• **What you should do**: Reply with one number only: the count of lines below that contain the word "Medical".

• **Input for this task**:
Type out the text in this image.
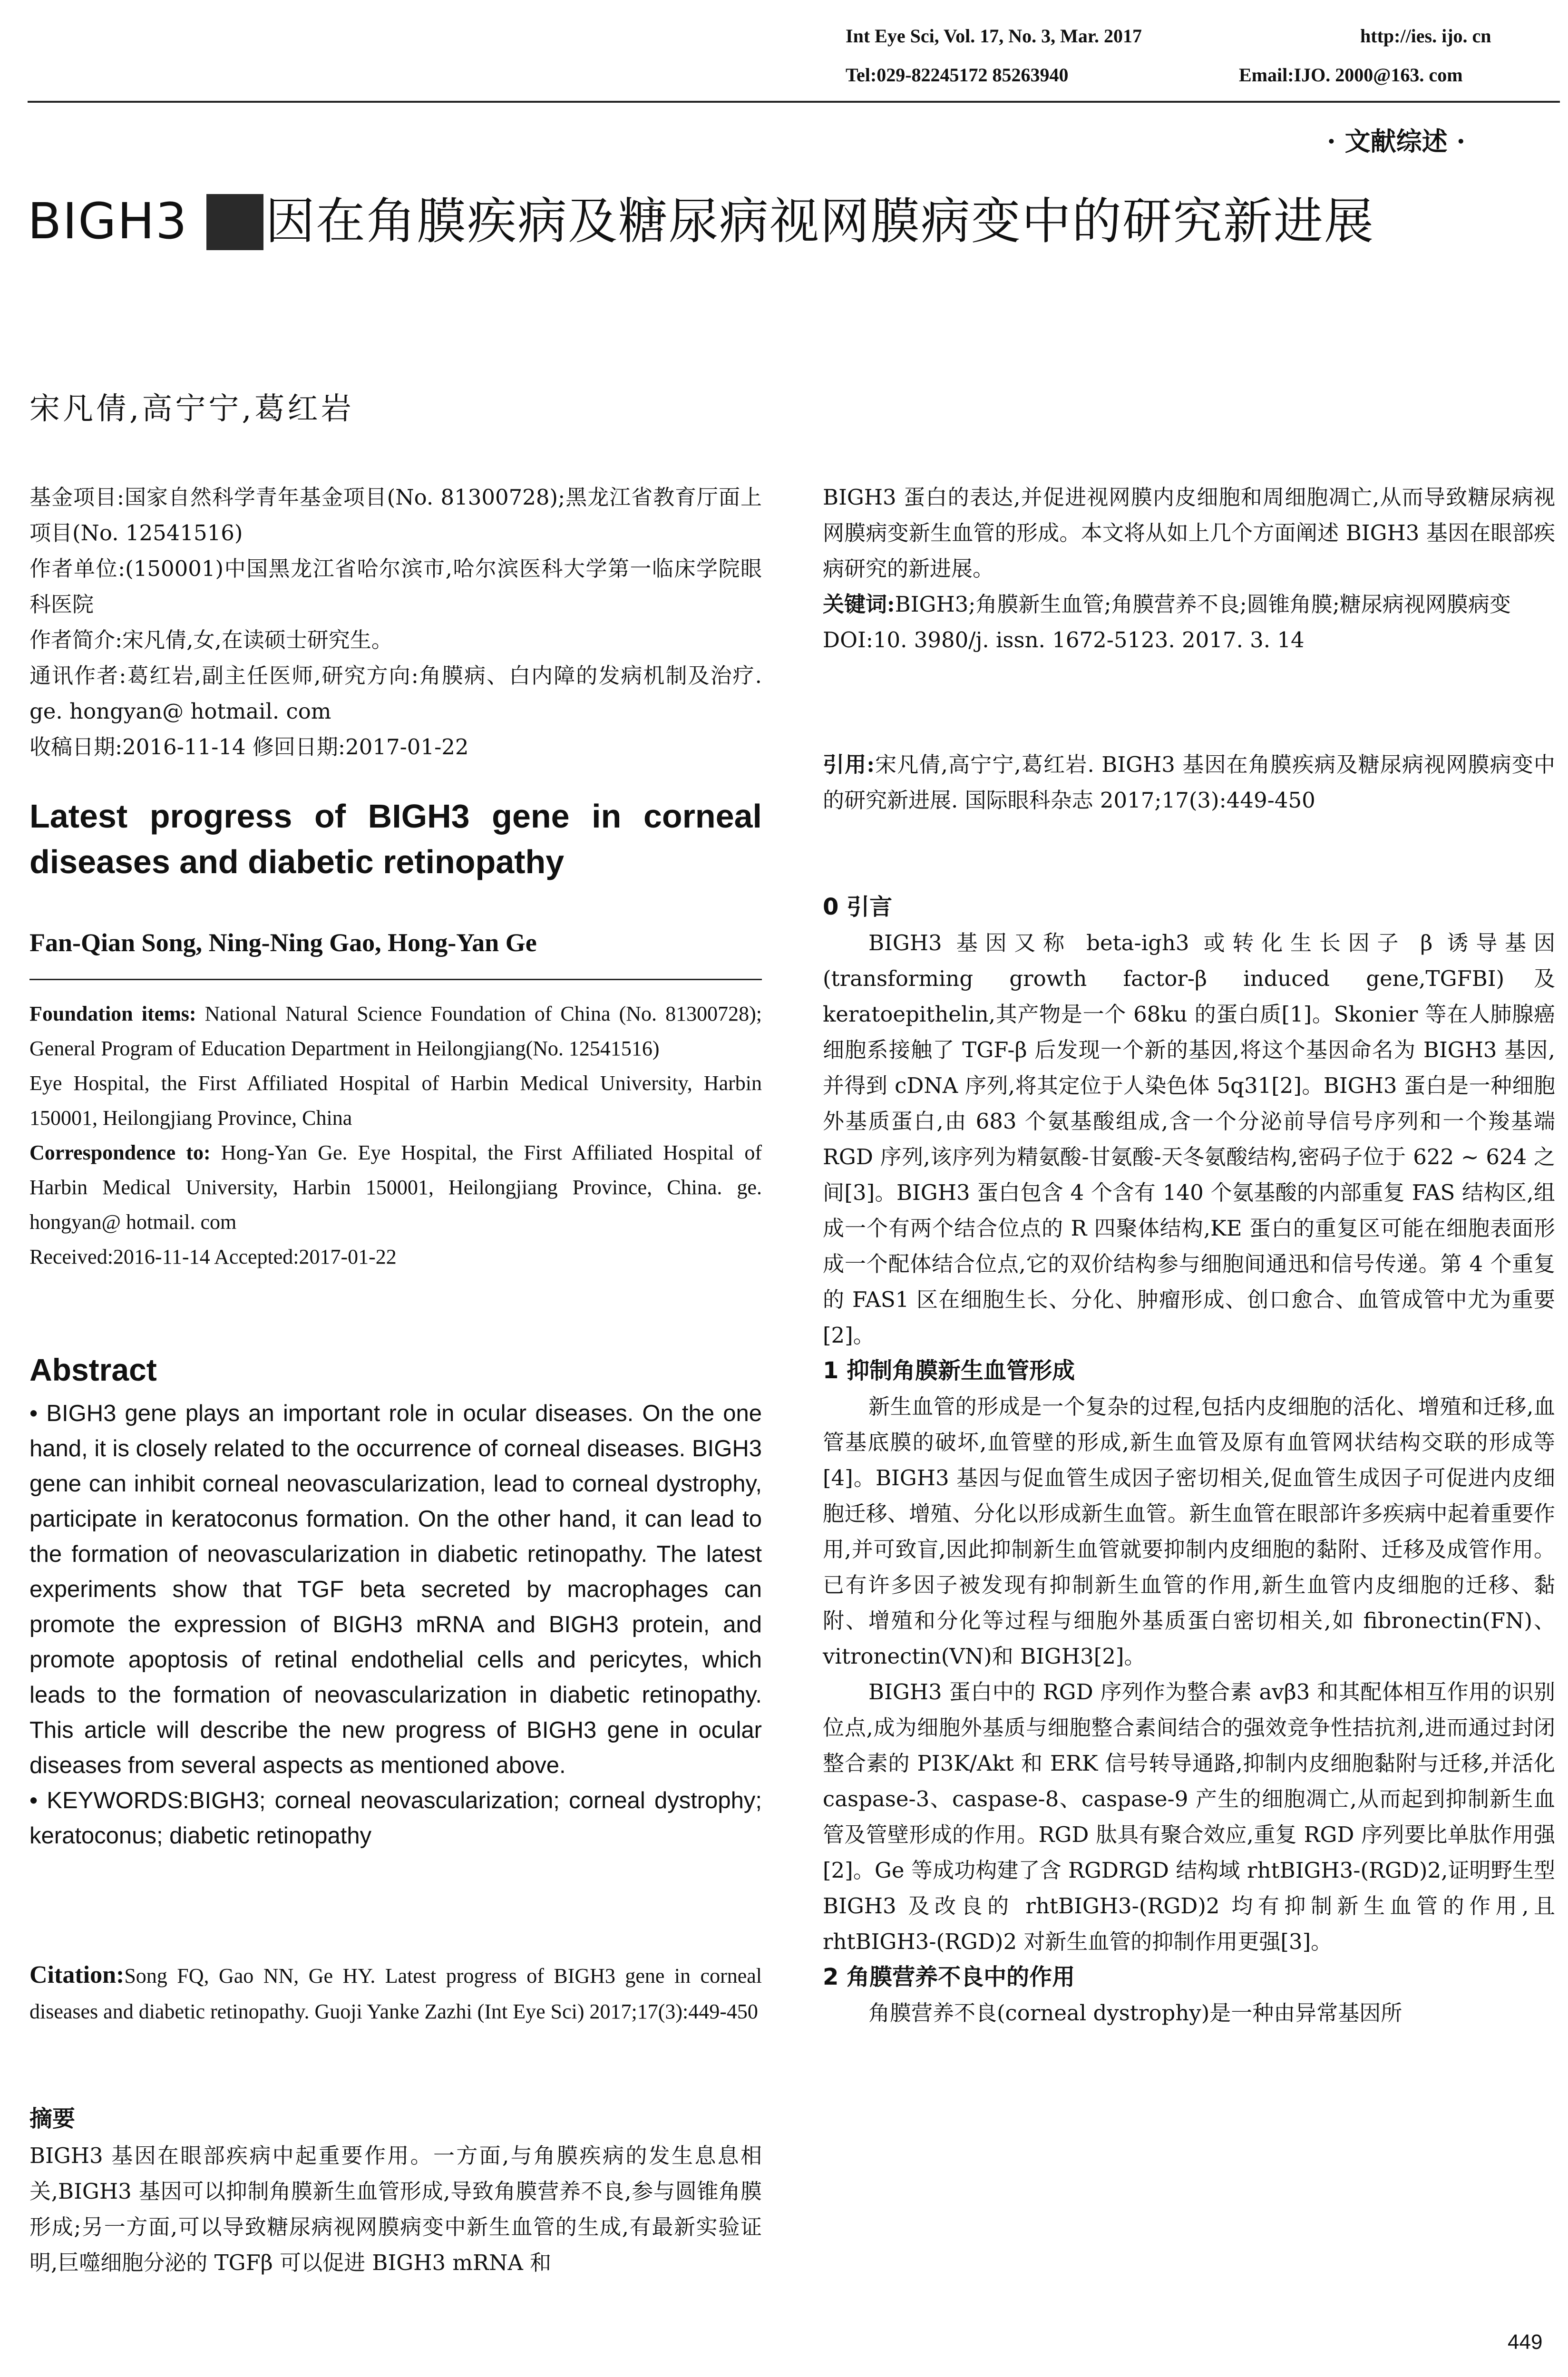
Int Eye Sci, Vol. 17, No. 3, Mar. 2017	http://ies. ijo. cn
Tel:029-82245172 85263940	Email:IJO. 2000@163. com
· 文献综述 ·
BIGH3 基 因在角膜疾病及糖尿病视网膜病变中的研究新进展
宋凡倩,高宁宁,葛红岩

基金项目:国家自然科学青年基金项目(No. 81300728);黑龙江省教育厅面上项目(No. 12541516)

作者单位:(150001)中国黑龙江省哈尔滨市,哈尔滨医科大学第一临床学院眼科医院

作者简介:宋凡倩,女,在读硕士研究生。

通讯作者:葛红岩,副主任医师,研究方向:角膜病、白内障的发病机制及治疗. ge. hongyan@ hotmail. com

收稿日期:2016-11-14 修回日期:2017-01-22

Latest progress of BIGH3 gene in corneal diseases and diabetic retinopathy
Fan-Qian Song, Ning-Ning Gao, Hong-Yan Ge

Foundation items: National Natural Science Foundation of China (No. 81300728); General Program of Education Department in Heilongjiang(No. 12541516)

Eye Hospital, the First Affiliated Hospital of Harbin Medical University, Harbin 150001, Heilongjiang Province, China

Correspondence to: Hong-Yan Ge. Eye Hospital, the First Affiliated Hospital of Harbin Medical University, Harbin 150001, Heilongjiang Province, China. ge. hongyan@ hotmail. com

Received:2016-11-14 Accepted:2017-01-22

Abstract

• BIGH3 gene plays an important role in ocular diseases. On the one hand, it is closely related to the occurrence of corneal diseases. BIGH3 gene can inhibit corneal neovascularization, lead to corneal dystrophy, participate in keratoconus formation. On the other hand, it can lead to the formation of neovascularization in diabetic retinopathy. The latest experiments show that TGF beta secreted by macrophages can promote the expression of BIGH3 mRNA and BIGH3 protein, and promote apoptosis of retinal endothelial cells and pericytes, which leads to the formation of neovascularization in diabetic retinopathy. This article will describe the new progress of BIGH3 gene in ocular diseases from several aspects as mentioned above.

• KEYWORDS:BIGH3; corneal neovascularization; corneal dystrophy; keratoconus; diabetic retinopathy

Citation:Song FQ, Gao NN, Ge HY. Latest progress of BIGH3 gene in corneal diseases and diabetic retinopathy. Guoji Yanke Zazhi (Int Eye Sci) 2017;17(3):449-450
摘要
BIGH3 基因在眼部疾病中起重要作用。一方面,与角膜疾病的发生息息相关,BIGH3 基因可以抑制角膜新生血管形成,导致角膜营养不良,参与圆锥角膜形成;另一方面,可以导致糖尿病视网膜病变中新生血管的生成,有最新实验证明,巨噬细胞分泌的 TGFβ 可以促进 BIGH3 mRNA 和

BIGH3 蛋白的表达,并促进视网膜内皮细胞和周细胞凋亡,从而导致糖尿病视网膜病变新生血管的形成。本文将从如上几个方面阐述 BIGH3 基因在眼部疾病研究的新进展。

关键词:BIGH3;角膜新生血管;角膜营养不良;圆锥角膜;糖尿病视网膜病变

DOI:10. 3980/j. issn. 1672-5123. 2017. 3. 14

引用:宋凡倩,高宁宁,葛红岩. BIGH3 基因在角膜疾病及糖尿病视网膜病变中的研究新进展. 国际眼科杂志 2017;17(3):449-450

0 引言

BIGH3 基因又称 beta-igh3 或转化生长因子 β 诱导基因(transforming growth factor-β induced gene,TGFBI)及 keratoepithelin,其产物是一个 68ku 的蛋白质[1]。Skonier 等在人肺腺癌细胞系接触了 TGF-β 后发现一个新的基因,将这个基因命名为 BIGH3 基因,并得到 cDNA 序列,将其定位于人染色体 5q31[2]。BIGH3 蛋白是一种细胞外基质蛋白,由 683 个氨基酸组成,含一个分泌前导信号序列和一个羧基端 RGD 序列,该序列为精氨酸-甘氨酸-天冬氨酸结构,密码子位于 622 ~ 624 之间[3]。BIGH3 蛋白包含 4 个含有 140 个氨基酸的内部重复 FAS 结构区,组成一个有两个结合位点的 R 四聚体结构,KE 蛋白的重复区可能在细胞表面形成一个配体结合位点,它的双价结构参与细胞间通迅和信号传递。第 4 个重复的 FAS1 区在细胞生长、分化、肿瘤形成、创口愈合、血管成管中尤为重要[2]。

1 抑制角膜新生血管形成

新生血管的形成是一个复杂的过程,包括内皮细胞的活化、增殖和迁移,血管基底膜的破坏,血管壁的形成,新生血管及原有血管网状结构交联的形成等[4]。BIGH3 基因与促血管生成因子密切相关,促血管生成因子可促进内皮细胞迁移、增殖、分化以形成新生血管。新生血管在眼部许多疾病中起着重要作用,并可致盲,因此抑制新生血管就要抑制内皮细胞的黏附、迁移及成管作用。已有许多因子被发现有抑制新生血管的作用,新生血管内皮细胞的迁移、黏附、增殖和分化等过程与细胞外基质蛋白密切相关,如 fibronectin(FN)、vitronectin(VN)和 BIGH3[2]。

BIGH3 蛋白中的 RGD 序列作为整合素 avβ3 和其配体相互作用的识别位点,成为细胞外基质与细胞整合素间结合的强效竞争性拮抗剂,进而通过封闭整合素的 PI3K/Akt 和 ERK 信号转导通路,抑制内皮细胞黏附与迁移,并活化 caspase-3、caspase-8、caspase-9 产生的细胞凋亡,从而起到抑制新生血管及管壁形成的作用。RGD 肽具有聚合效应,重复 RGD 序列要比单肽作用强[2]。Ge 等成功构建了含 RGDRGD 结构域 rhtBIGH3-(RGD)2,证明野生型 BIGH3 及改良的 rhtBIGH3-(RGD)2 均有抑制新生血管的作用,且 rhtBIGH3-(RGD)2 对新生血管的抑制作用更强[3]。

2 角膜营养不良中的作用

角膜营养不良(corneal dystrophy)是一种由异常基因所

449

• **Task result**: 2